- _Trecho selecionado_:
------
O fato de o ajudante de pedreiro ser visto como “boi” pode ter ajudado a fazer do seu desaparecimento um protesto
Por ELIANE BRUM, para Época
Os conhecidos chamavam Amarildo de “boi”. Porque fazia a proeza de
carregar dois sacos de cimento nas costas, apesar de magro e quase
baixo, em seu pouco mais de 1,70 metro de altura. Porque era também quem
carregava os doentes nas costas, tirando-os de dentro da favela e
vencendo as escadarias da Rocinha. De todas as descrições de Amarildo, é
a do boi a mais marcante, a infinitamente repetida. É como boi que o
enxergavam. Boi, não touro. E esta, talvez, seja parte da tragédia. A
que começou muito antes do derradeiro crime.
Amarildo de Souza, 43 anos, foi levado para a sede da UPP (Unidade de Polícia Pacificadora) da Rocinha, favela da zona sul do Rio de Janeiro, na noite de domingo, 14 de julho. “Para averiguação”, como a polícia costuma dizer quando carrega com ela algum pobre, como se fosse uma justificativa aceitável. Amarildo acabara de voltar de uma pescaria quando quatro policiais o abordaram, supostamente confundindo-o com um traficante, embora testemunhas digam que pelo menos um deles o conhecia muito bem. Nos dias 13 e 14 de julho, a “Operação Paz Armada” – e aqui o nome não é apenas uma ironia, mas também uma violência – colocou 300 policiais na Rocinha e prendeu dezenas de pessoas.
------
- _Dados de posição dos elementos_:
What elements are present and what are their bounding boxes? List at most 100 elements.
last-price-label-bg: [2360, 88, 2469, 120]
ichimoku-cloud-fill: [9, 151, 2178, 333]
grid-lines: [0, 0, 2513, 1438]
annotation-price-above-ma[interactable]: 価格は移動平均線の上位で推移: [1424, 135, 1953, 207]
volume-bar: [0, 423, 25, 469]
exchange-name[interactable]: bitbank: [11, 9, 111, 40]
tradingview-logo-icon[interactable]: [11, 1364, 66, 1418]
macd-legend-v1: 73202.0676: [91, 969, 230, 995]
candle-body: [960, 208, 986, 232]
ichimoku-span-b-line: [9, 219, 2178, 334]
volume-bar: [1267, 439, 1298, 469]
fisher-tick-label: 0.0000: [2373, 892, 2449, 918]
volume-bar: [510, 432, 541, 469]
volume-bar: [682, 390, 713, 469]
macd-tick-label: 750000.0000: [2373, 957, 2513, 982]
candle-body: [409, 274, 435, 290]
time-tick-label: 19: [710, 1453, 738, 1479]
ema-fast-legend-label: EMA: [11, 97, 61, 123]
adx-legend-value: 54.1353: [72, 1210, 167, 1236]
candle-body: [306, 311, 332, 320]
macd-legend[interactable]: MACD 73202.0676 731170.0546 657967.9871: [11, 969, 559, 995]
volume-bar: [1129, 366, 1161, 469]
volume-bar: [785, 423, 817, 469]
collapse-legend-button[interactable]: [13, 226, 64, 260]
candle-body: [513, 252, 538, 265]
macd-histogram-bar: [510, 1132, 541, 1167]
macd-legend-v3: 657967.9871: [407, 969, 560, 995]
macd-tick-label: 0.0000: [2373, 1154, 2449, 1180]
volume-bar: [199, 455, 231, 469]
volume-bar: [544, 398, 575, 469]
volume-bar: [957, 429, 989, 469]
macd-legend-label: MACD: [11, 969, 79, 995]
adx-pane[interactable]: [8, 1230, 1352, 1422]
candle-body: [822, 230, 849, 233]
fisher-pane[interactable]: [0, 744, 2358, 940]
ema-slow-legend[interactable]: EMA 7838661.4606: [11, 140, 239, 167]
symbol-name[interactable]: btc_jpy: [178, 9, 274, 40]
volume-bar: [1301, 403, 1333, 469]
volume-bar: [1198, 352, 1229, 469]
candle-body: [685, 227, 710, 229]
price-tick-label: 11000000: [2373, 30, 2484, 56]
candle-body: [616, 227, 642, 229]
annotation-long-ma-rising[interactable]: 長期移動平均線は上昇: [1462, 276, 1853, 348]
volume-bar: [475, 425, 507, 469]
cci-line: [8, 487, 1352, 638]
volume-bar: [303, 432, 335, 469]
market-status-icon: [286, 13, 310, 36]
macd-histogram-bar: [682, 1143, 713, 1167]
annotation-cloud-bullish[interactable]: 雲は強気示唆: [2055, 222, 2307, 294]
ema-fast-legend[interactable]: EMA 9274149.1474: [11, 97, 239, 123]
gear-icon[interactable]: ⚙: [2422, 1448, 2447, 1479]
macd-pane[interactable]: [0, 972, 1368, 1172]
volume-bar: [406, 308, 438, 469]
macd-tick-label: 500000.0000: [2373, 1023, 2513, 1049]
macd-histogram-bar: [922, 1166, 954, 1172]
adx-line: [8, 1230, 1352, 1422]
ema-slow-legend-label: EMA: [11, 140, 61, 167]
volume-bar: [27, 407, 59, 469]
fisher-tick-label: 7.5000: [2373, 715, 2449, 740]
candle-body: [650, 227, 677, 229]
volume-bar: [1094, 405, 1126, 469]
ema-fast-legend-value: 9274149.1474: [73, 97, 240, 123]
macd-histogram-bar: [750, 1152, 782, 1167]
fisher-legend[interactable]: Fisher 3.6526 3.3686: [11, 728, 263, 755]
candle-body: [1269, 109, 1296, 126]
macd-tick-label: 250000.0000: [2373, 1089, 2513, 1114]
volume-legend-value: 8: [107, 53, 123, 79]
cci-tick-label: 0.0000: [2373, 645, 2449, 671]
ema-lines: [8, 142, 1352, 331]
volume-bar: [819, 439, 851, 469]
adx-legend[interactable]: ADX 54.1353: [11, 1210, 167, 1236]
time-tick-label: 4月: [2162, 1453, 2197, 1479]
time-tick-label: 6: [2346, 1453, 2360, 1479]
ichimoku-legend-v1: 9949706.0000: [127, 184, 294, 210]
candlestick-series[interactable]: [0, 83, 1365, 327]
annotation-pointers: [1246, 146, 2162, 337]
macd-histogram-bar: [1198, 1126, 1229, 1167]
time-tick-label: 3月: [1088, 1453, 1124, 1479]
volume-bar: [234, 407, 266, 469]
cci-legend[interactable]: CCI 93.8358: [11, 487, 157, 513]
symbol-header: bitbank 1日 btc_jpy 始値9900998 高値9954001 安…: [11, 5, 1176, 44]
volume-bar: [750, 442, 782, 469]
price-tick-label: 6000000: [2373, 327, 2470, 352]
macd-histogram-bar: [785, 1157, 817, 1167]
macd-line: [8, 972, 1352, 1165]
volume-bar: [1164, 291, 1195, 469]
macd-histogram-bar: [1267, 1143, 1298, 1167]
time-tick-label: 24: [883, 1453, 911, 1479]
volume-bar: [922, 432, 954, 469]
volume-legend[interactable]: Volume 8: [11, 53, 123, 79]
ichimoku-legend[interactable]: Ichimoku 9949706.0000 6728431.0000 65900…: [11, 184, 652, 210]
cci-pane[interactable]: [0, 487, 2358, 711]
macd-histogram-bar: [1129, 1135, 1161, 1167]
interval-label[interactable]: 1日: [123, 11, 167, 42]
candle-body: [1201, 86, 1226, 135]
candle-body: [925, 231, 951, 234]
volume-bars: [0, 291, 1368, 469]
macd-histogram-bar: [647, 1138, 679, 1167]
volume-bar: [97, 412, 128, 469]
------
- _Exercícios a realizar_:
1. Edite um trecho do texto sobre Amarildo, começando nas palavras "Amarildo de Souza, 43" e parando após "dezenas de pessoas.", e substitua "policiais" por "agentes".
2. Responda com base no texto sobre Amarildo:
(a) Qual era a altura de Amarildo?
(b) Que idade tinha Amarildo?
(c) Quantos policiais a "Operação Paz Armada" colocou na Rocinha?

- _Respostas completas_:
1.
Amarildo de Souza, 43 anos, foi levado para a sede da UPP (Unidade de Polícia Pacificadora) da Rocinha, favela da zona sul do Rio de Janeiro, na noite de domingo, 14 de julho. “Para averiguação”, como a polícia costuma dizer quando carrega com ela algum pobre, como se fosse uma justificativa aceitável. Amarildo acabara de voltar de uma pescaria quando quatro agentes o abordaram, supostamente confundindo-o com um traficante, embora testemunhas digam que pelo menos um deles o conhecia muito bem. Nos dias 13 e 14 de julho, a “Operação Paz Armada” – e aqui o nome não é apenas uma ironia, mas também uma violência – colocou 300 agentes na Rocinha e prendeu dezenas de pessoas.

2.
(a) Pouco mais de 1,70 metro.
(b) 43 anos.
(c) 300 policiais.